-- SHORT EXERCISE --
Make an exact copy of the records, dropping all pictures.
_ _ _ _ _ _ _
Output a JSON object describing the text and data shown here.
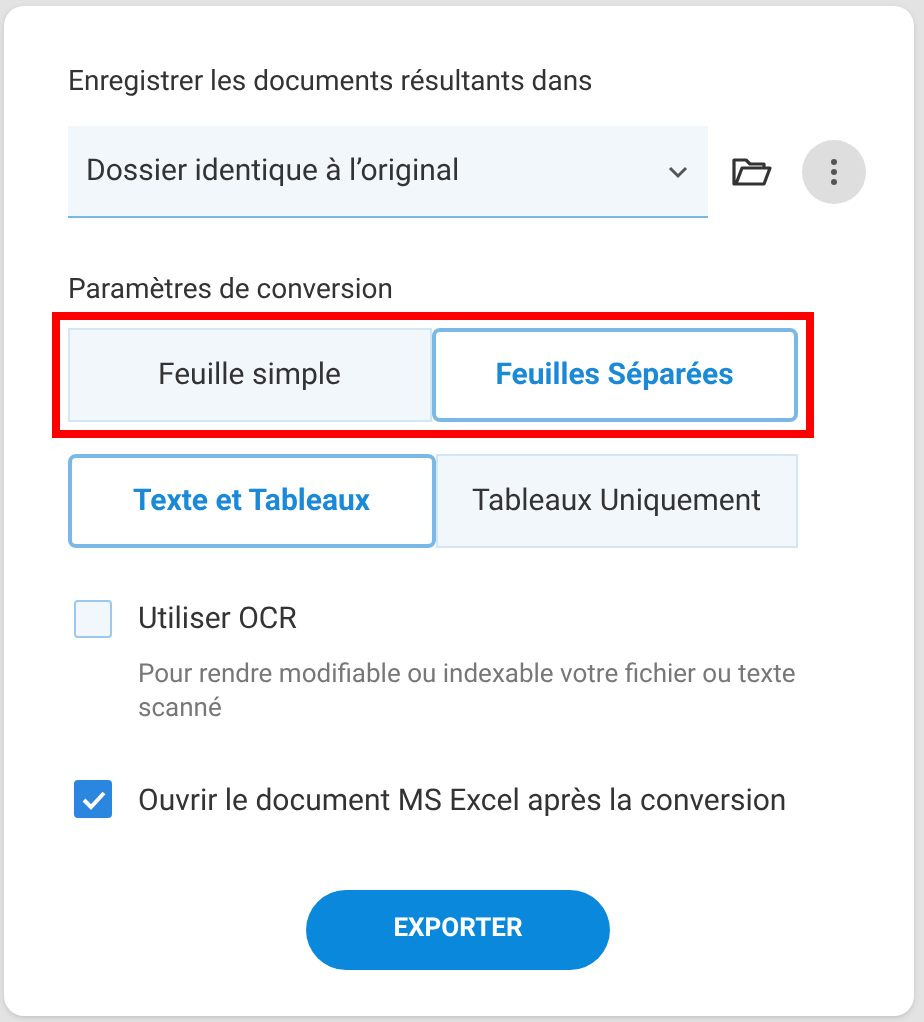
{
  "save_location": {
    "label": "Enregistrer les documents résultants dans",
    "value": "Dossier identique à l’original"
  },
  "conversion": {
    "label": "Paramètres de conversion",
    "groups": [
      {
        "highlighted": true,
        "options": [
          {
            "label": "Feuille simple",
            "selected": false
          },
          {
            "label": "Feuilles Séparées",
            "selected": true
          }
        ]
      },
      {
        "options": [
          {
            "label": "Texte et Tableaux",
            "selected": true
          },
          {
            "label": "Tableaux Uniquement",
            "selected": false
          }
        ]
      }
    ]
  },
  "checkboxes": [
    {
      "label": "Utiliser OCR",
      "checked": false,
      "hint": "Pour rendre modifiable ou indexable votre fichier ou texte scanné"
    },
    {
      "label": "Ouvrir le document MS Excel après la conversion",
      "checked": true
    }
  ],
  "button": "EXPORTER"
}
_ _ _ _ _ _ _
-- COMPLETE ANSWER --
Output a JSON object describing the text and data shown here.
{
  "save_location": {
    "label": "Enregistrer les documents résultants dans",
    "value": "Dossier identique à l’original"
  },
  "conversion": {
    "label": "Paramètres de conversion",
    "groups": [
      {
        "highlighted": true,
        "options": [
          {
            "label": "Feuille simple",
            "selected": false
          },
          {
            "label": "Feuilles Séparées",
            "selected": true
          }
        ]
      },
      {
        "options": [
          {
            "label": "Texte et Tableaux",
            "selected": true
          },
          {
            "label": "Tableaux Uniquement",
            "selected": false
          }
        ]
      }
    ]
  },
  "checkboxes": [
    {
      "label": "Utiliser OCR",
      "checked": false,
      "hint": "Pour rendre modifiable ou indexable votre fichier ou texte scanné"
    },
    {
      "label": "Ouvrir le document MS Excel après la conversion",
      "checked": true
    }
  ],
  "button": "EXPORTER"
}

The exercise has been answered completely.